Records supplied ::
=======

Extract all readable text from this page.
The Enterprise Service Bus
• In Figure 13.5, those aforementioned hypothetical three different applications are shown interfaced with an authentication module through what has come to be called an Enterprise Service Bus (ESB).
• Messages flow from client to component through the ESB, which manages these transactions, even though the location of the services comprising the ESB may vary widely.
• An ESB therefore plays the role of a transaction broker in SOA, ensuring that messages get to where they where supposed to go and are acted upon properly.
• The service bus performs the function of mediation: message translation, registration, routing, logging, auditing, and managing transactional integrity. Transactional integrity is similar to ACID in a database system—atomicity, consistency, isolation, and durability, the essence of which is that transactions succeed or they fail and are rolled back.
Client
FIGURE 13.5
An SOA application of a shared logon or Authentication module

=======

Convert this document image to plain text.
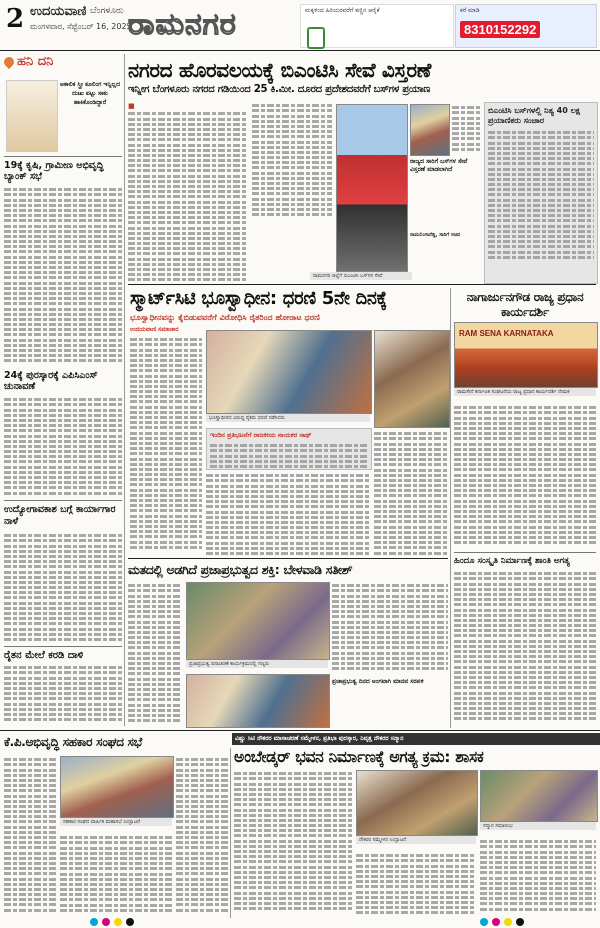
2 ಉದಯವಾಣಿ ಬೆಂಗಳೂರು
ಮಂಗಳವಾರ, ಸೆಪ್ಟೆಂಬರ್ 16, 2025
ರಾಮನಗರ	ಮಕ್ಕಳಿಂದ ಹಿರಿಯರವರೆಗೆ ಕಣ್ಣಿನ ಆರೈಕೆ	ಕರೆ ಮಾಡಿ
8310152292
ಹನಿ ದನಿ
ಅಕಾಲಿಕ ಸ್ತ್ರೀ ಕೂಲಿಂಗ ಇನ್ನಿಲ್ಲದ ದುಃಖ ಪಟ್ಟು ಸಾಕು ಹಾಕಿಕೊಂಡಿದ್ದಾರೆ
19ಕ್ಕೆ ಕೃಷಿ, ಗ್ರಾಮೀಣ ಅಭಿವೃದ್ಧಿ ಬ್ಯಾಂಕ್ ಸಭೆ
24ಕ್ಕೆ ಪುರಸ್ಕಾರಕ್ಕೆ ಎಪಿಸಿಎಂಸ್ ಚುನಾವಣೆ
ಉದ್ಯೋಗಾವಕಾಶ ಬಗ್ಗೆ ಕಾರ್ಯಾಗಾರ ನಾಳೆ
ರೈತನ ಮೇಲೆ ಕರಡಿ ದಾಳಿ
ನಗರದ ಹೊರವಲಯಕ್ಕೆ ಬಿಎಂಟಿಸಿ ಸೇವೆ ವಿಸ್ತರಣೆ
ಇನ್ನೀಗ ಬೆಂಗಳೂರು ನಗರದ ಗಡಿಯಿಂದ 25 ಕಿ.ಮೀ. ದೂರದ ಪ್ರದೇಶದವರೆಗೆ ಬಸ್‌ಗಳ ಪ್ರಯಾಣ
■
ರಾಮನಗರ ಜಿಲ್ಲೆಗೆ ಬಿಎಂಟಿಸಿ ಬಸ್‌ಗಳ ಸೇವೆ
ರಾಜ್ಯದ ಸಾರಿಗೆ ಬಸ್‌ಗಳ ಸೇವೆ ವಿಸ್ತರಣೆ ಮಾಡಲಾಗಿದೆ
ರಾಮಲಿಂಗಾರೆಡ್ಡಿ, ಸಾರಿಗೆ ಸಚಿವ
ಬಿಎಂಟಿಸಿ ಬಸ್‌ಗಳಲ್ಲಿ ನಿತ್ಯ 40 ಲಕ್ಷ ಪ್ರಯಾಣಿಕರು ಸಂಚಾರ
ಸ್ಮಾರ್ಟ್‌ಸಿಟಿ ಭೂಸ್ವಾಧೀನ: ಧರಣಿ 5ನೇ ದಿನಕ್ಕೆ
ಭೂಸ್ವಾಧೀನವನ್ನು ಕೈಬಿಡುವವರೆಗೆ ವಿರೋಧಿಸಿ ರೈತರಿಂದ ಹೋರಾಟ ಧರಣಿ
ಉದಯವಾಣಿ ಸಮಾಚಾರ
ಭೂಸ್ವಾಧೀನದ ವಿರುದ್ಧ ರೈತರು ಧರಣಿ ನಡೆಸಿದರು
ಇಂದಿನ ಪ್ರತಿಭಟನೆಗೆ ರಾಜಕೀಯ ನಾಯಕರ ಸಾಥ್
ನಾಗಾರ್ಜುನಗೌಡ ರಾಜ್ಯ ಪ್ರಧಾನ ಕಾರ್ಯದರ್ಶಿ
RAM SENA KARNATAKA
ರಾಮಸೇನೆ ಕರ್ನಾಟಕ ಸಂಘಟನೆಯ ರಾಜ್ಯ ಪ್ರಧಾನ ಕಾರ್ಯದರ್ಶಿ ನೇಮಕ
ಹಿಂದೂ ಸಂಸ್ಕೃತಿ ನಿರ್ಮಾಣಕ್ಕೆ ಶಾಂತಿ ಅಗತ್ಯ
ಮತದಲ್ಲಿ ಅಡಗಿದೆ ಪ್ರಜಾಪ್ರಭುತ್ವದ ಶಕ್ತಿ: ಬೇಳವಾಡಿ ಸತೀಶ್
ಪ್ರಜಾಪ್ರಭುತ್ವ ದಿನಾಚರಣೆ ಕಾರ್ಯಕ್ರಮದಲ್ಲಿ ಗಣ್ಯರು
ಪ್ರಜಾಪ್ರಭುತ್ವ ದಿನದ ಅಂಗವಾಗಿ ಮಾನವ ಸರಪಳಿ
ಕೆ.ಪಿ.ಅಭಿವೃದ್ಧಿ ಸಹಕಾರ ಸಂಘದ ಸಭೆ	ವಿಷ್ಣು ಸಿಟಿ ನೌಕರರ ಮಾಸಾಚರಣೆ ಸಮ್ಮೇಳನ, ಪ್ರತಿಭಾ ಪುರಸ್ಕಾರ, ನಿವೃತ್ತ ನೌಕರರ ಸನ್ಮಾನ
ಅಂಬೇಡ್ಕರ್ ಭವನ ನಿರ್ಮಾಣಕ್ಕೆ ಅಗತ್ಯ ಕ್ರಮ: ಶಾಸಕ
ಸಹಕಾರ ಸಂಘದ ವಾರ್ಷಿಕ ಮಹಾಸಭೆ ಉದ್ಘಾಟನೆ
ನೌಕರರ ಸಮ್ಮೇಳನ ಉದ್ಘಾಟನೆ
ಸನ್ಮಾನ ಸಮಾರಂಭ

=======

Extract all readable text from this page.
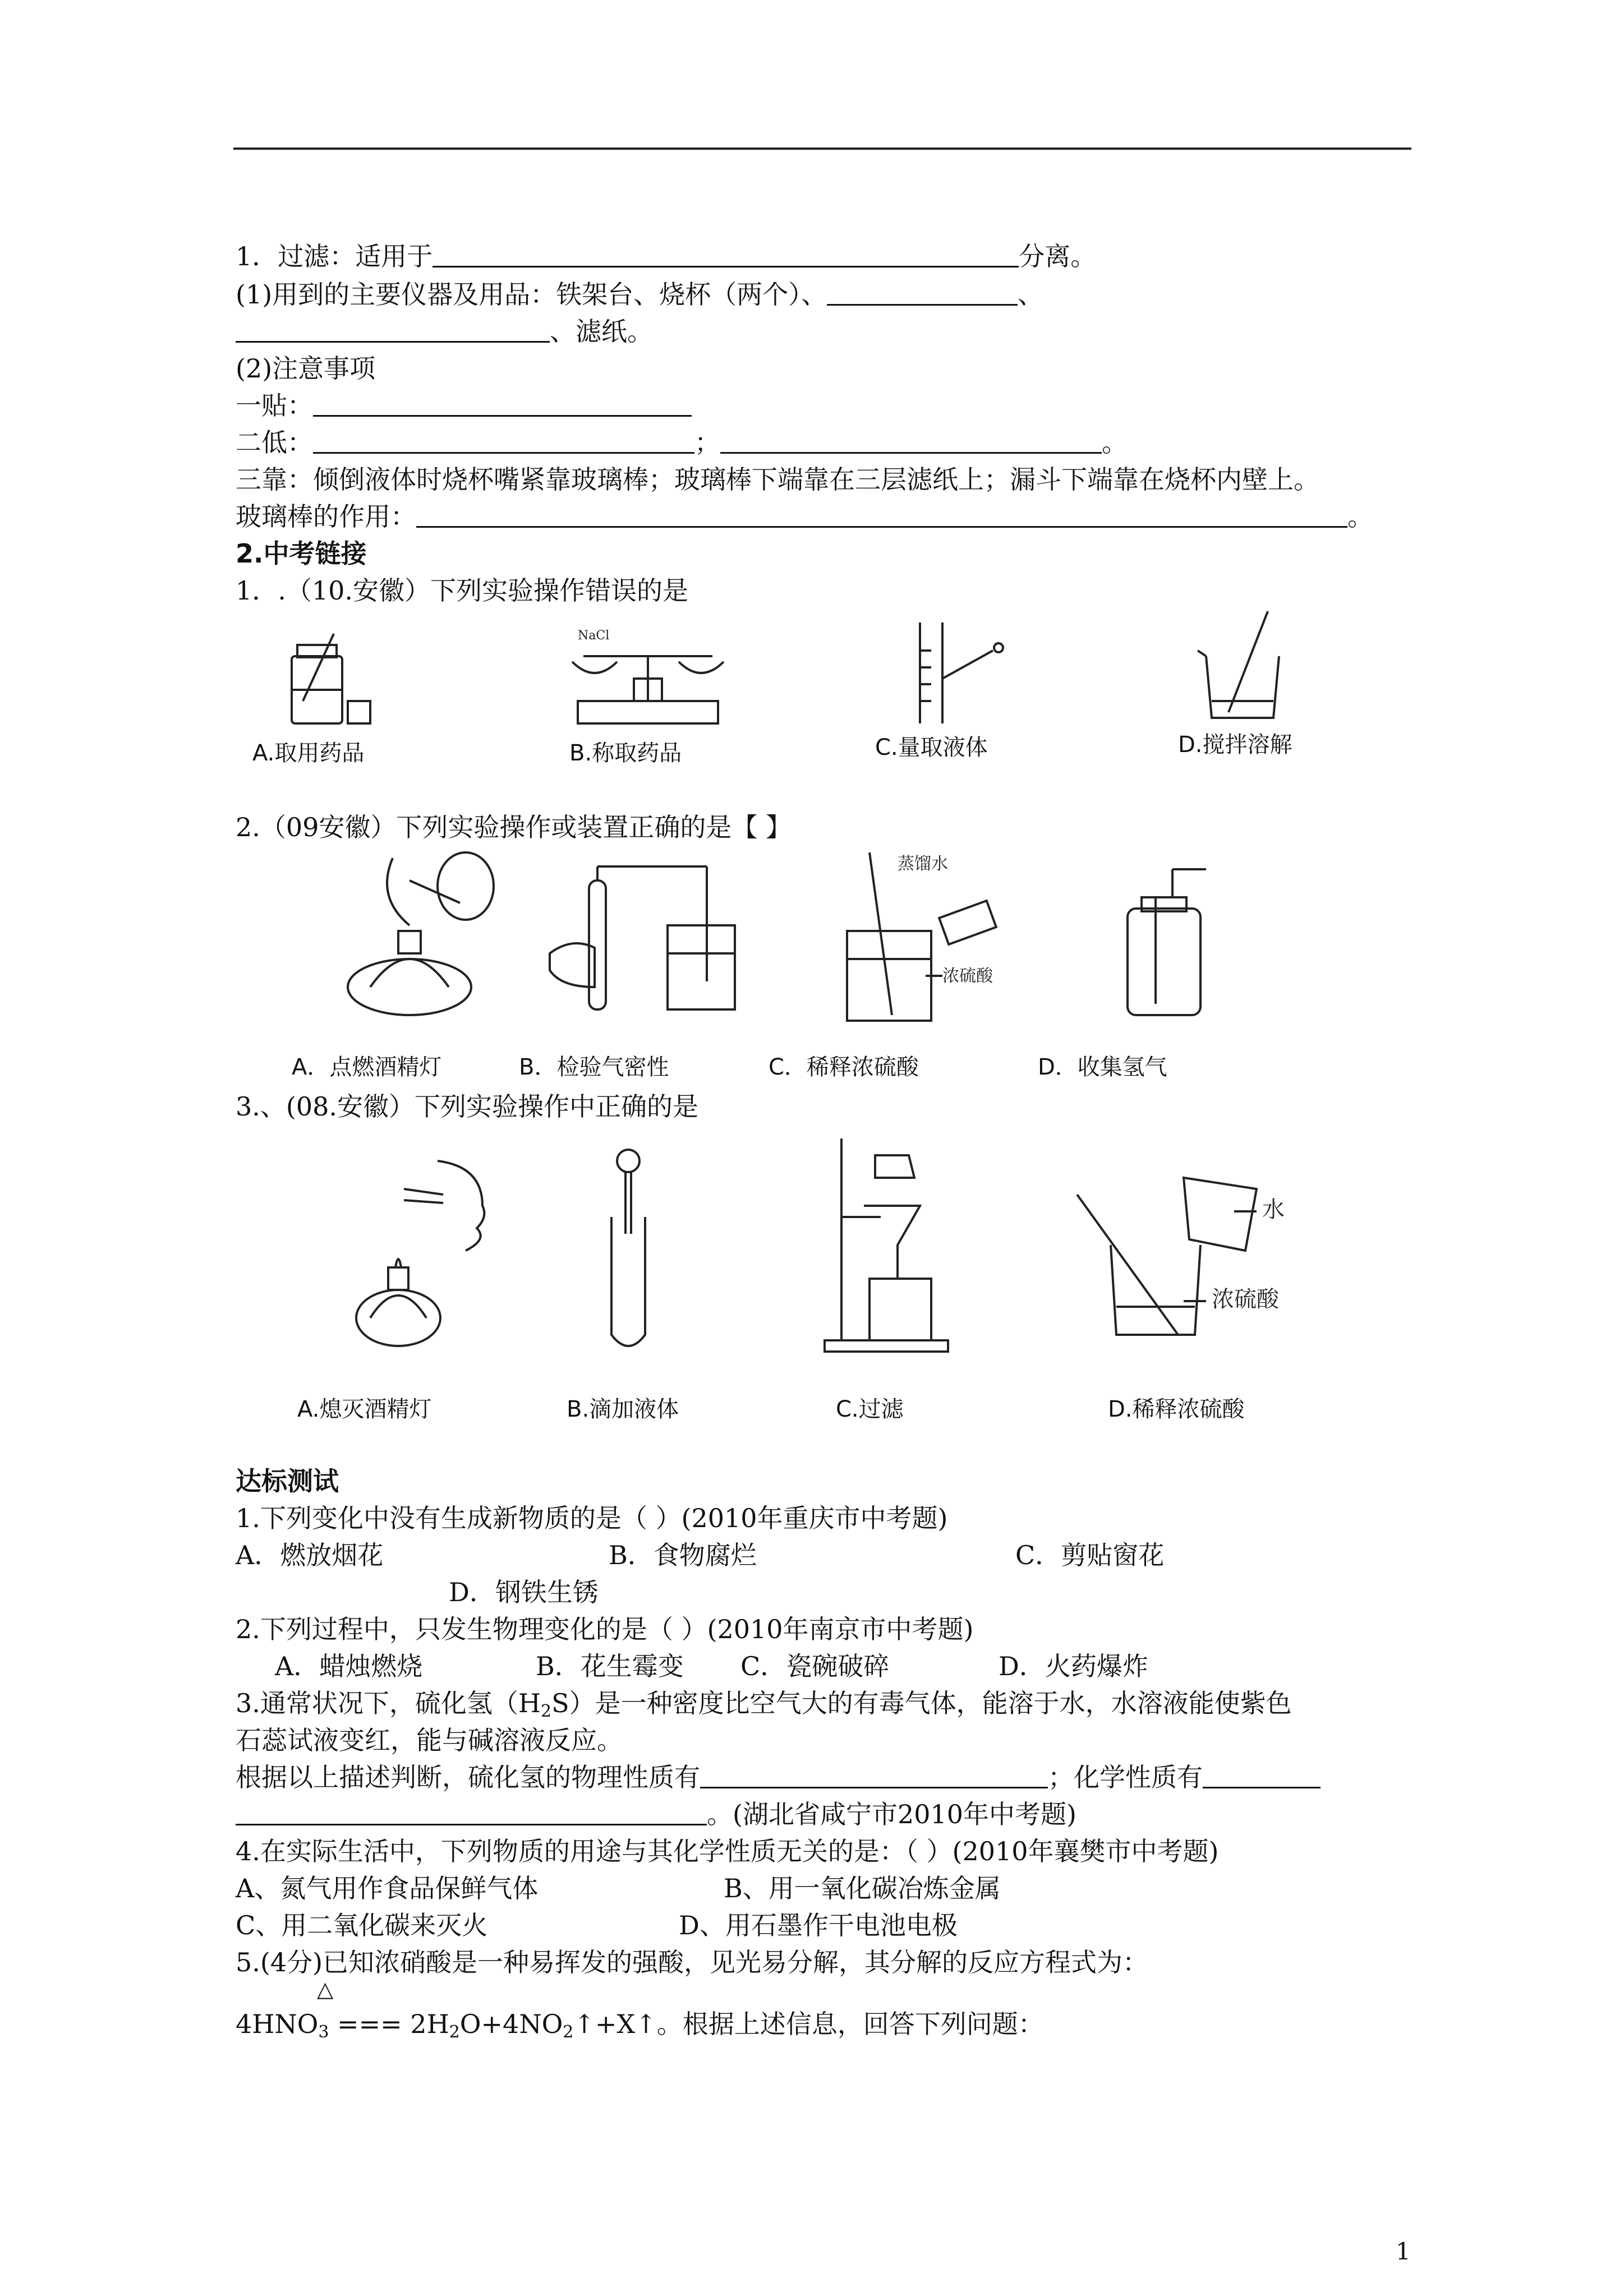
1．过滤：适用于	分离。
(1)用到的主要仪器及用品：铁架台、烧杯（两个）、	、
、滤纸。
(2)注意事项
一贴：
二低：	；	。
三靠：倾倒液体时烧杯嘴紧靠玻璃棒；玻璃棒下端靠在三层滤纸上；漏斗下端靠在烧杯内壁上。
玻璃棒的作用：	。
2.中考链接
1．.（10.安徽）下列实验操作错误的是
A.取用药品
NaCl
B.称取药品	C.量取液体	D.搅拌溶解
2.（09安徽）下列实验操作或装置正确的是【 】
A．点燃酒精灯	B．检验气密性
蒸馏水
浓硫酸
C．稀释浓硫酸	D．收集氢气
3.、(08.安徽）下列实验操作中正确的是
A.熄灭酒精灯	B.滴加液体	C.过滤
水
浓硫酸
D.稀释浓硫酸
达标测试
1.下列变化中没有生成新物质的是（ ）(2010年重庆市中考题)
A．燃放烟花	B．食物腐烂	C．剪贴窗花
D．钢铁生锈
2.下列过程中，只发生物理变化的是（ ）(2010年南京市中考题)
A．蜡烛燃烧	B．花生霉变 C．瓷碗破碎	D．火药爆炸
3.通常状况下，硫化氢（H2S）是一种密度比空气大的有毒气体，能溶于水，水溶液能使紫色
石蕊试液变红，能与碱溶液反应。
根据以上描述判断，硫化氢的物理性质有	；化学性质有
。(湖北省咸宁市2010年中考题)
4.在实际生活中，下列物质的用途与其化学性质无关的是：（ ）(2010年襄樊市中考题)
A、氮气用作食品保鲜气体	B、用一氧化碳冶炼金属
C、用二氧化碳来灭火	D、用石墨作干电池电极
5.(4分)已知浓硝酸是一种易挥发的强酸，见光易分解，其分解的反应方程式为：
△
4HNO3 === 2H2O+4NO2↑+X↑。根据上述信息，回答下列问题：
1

=======

Written problem :: List the lines that contain the word "through".

Response to this task ::
• In Figure 13.5, those aforementioned hypothetical three different applications are shown interfaced with an authentication module through what has come to be called an Enterprise Service Bus (ESB).
• Messages flow from client to component through the ESB, which manages these transactions, even though the location of the services comprising the ESB may vary widely.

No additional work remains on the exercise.